• [What you will do] Scan the data beneath this task and copy each line that includes "Μυκηναϊκών".

• [Dataset records]

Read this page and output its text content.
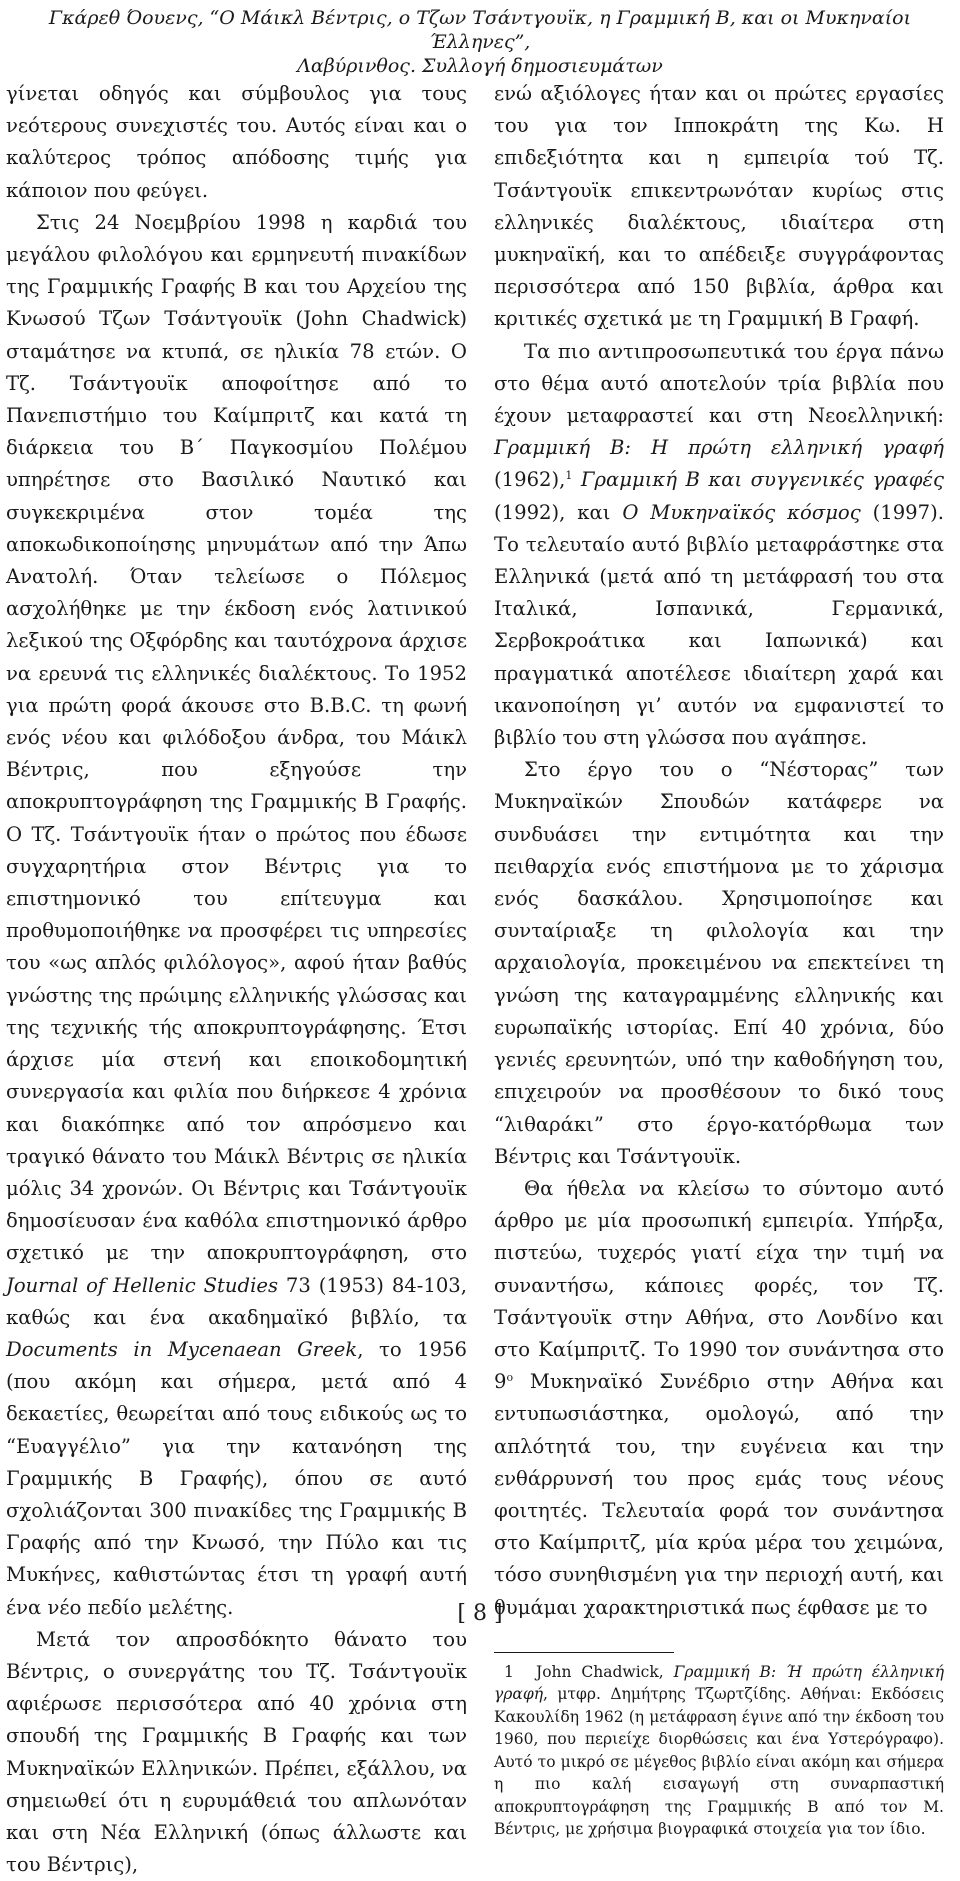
Γκάρεθ Όουενς, “Ο Μάικλ Βέντρις, ο Τζων Τσάντγουϊκ, η Γραμμική Β, και οι Μυκηναίοι Έλληνες”,
Λαβύρινθος. Συλλογή δημοσιευμάτων

γίνεται οδηγός και σύμβουλος για τους νεότερους συνεχιστές του. Αυτός είναι και ο καλύτερος τρόπος απόδοσης τιμής για κάποιον που φεύγει.

Στις 24 Νοεμβρίου 1998 η καρδιά του μεγάλου φιλολόγου και ερμηνευτή πινακίδων της Γραμμικής Γραφής Β και του Αρχείου της Κνωσού Τζων Τσάντγουϊκ (John Chadwick) σταμάτησε να κτυπά, σε ηλικία 78 ετών. Ο Τζ. Τσάντγουϊκ αποφοίτησε από το Πανεπιστήμιο του Καίμπριτζ και κατά τη διάρκεια του Β΄ Παγκοσμίου Πολέμου υπηρέτησε στο Βασιλικό Ναυτικό και συγκεκριμένα στον τομέα της αποκωδικοποίησης μηνυμάτων από την Άπω Ανατολή. Όταν τελείωσε ο Πόλεμος ασχολήθηκε με την έκδοση ενός λατινικού λεξικού της Οξφόρδης και ταυτόχρονα άρχισε να ερευνά τις ελληνικές διαλέκτους. Το 1952 για πρώτη φορά άκουσε στο B.B.C. τη φωνή ενός νέου και φιλόδοξου άνδρα, του Μάικλ Βέντρις, που εξηγούσε την αποκρυπτογράφηση της Γραμμικής Β Γραφής. Ο Τζ. Τσάντγουϊκ ήταν ο πρώτος που έδωσε συγχαρητήρια στον Βέντρις για το επιστημονικό του επίτευγμα και προθυμοποιήθηκε να προσφέρει τις υπηρεσίες του «ως απλός φιλόλογος», αφού ήταν βαθύς γνώστης της πρώιμης ελληνικής γλώσσας και της τεχνικής τής αποκρυπτογράφησης. Έτσι άρχισε μία στενή και εποικοδομητική συνεργασία και φιλία που διήρκεσε 4 χρόνια και διακόπηκε από τον απρόσμενο και τραγικό θάνατο του Μάικλ Βέντρις σε ηλικία μόλις 34 χρονών. Οι Βέντρις και Τσάντγουϊκ δημοσίευσαν ένα καθόλα επιστημονικό άρθρο σχετικό με την αποκρυπτογράφηση, στο Journal of Hellenic Studies 73 (1953) 84-103, καθώς και ένα ακαδημαϊκό βιβλίο, τα Documents in Mycenaean Greek, το 1956 (που ακόμη και σήμερα, μετά από 4 δεκαετίες, θεωρείται από τους ειδικούς ως το “Ευαγγέλιο” για την κατανόηση της Γραμμικής Β Γραφής), όπου σε αυτό σχολιάζονται 300 πινακίδες της Γραμμικής Β Γραφής από την Κνωσό, την Πύλο και τις Μυκήνες, καθιστώντας έτσι τη γραφή αυτή ένα νέο πεδίο μελέτης.

Μετά τον απροσδόκητο θάνατο του Βέντρις, ο συνεργάτης του Τζ. Τσάντγουϊκ αφιέρωσε περισσότερα από 40 χρόνια στη σπουδή της Γραμμικής Β Γραφής και των Μυκηναϊκών Ελληνικών. Πρέπει, εξάλλου, να σημειωθεί ότι η ευρυμάθειά του απλωνόταν και στη Νέα Ελληνική (όπως άλλωστε και του Βέντρις),

ενώ αξιόλογες ήταν και οι πρώτες εργασίες του για τον Ιπποκράτη της Κω. Η επιδεξιότητα και η εμπειρία τού Τζ. Τσάντγουϊκ επικεντρωνόταν κυρίως στις ελληνικές διαλέκτους, ιδιαίτερα στη μυκηναϊκή, και το απέδειξε συγγράφοντας περισσότερα από 150 βιβλία, άρθρα και κριτικές σχετικά με τη Γραμμική Β Γραφή.

Τα πιο αντιπροσωπευτικά του έργα πάνω στο θέμα αυτό αποτελούν τρία βιβλία που έχουν μεταφραστεί και στη Νεοελληνική: Γραμμική Β: Η πρώτη ελληνική γραφή (1962),$^1$ Γραμμική Β και συγγενικές γραφές (1992), και Ο Μυκηναϊκός κόσμος (1997). Το τελευταίο αυτό βιβλίο μεταφράστηκε στα Ελληνικά (μετά από τη μετάφρασή του στα Ιταλικά, Ισπανικά, Γερμανικά, Σερβοκροάτικα και Ιαπωνικά) και πραγματικά αποτέλεσε ιδιαίτερη χαρά και ικανοποίηση γι’ αυτόν να εμφανιστεί το βιβλίο του στη γλώσσα που αγάπησε.

Στο έργο του ο “Νέστορας” των Μυκηναϊκών Σπουδών κατάφερε να συνδυάσει την εντιμότητα και την πειθαρχία ενός επιστήμονα με το χάρισμα ενός δασκάλου. Χρησιμοποίησε και συνταίριαξε τη φιλολογία και την αρχαιολογία, προκειμένου να επεκτείνει τη γνώση της καταγραμμένης ελληνικής και ευρωπαϊκής ιστορίας. Επί 40 χρόνια, δύο γενιές ερευνητών, υπό την καθοδήγηση του, επιχειρούν να προσθέσουν το δικό τους “λιθαράκι” στο έργο-κατόρθωμα των Βέντρις και Τσάντγουϊκ.

Θα ήθελα να κλείσω το σύντομο αυτό άρθρο με μία προσωπική εμπειρία. Υπήρξα, πιστεύω, τυχερός γιατί είχα την τιμή να συναντήσω, κάποιες φορές, τον Τζ. Τσάντγουϊκ στην Αθήνα, στο Λονδίνο και στο Καίμπριτζ. Το 1990 τον συνάντησα στο $9^o$ Μυκηναϊκό Συνέδριο στην Αθήνα και εντυπωσιάστηκα, ομολογώ, από την απλότητά του, την ευγένεια και την ενθάρρυνσή του προς εμάς τους νέους φοιτητές. Τελευταία φορά τον συνάντησα στο Καίμπριτζ, μία κρύα μέρα του χειμώνα, τόσο συνηθισμένη για την περιοχή αυτή, και θυμάμαι χαρακτηριστικά πως έφθασε με το

1 John Chadwick, Γραμμική Β: Ή πρώτη έλληνική γραφή, μτφρ. Δημήτρης Τζωρτζίδης. Αθήναι: Εκδόσεις Κακουλίδη 1962 (η μετάφραση έγινε από την έκδοση του 1960, που περιείχε διορθώσεις και ένα Υστερόγραφο). Αυτό το μικρό σε μέγεθος βιβλίο είναι ακόμη και σήμερα η πιο καλή εισαγωγή στη συναρπαστική αποκρυπτογράφηση της Γραμμικής Β από τον Μ. Βέντρις, με χρήσιμα βιογραφικά στοιχεία για τον ίδιο.
[ 8 ]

• [Task response]
Μετά τον απροσδόκητο θάνατο του Βέντρις, ο συνεργάτης του Τζ. Τσάντγουϊκ αφιέρωσε περισσότερα από 40 χρόνια στη σπουδή της Γραμμικής Β Γραφής και των Μυκηναϊκών Ελληνικών. Πρέπει, εξάλλου, να σημειωθεί ότι η ευρυμάθειά του απλωνόταν και στη Νέα Ελληνική (όπως άλλωστε και του Βέντρις),
Στο έργο του ο “Νέστορας” των Μυκηναϊκών Σπουδών κατάφερε να συνδυάσει την εντιμότητα και την πειθαρχία ενός επιστήμονα με το χάρισμα ενός δασκάλου. Χρησιμοποίησε και συνταίριαξε τη φιλολογία και την αρχαιολογία, προκειμένου να επεκτείνει τη γνώση της καταγραμμένης ελληνικής και ευρωπαϊκής ιστορίας. Επί 40 χρόνια, δύο γενιές ερευνητών, υπό την καθοδήγηση του, επιχειρούν να προσθέσουν το δικό τους “λιθαράκι” στο έργο-κατόρθωμα των Βέντρις και Τσάντγουϊκ.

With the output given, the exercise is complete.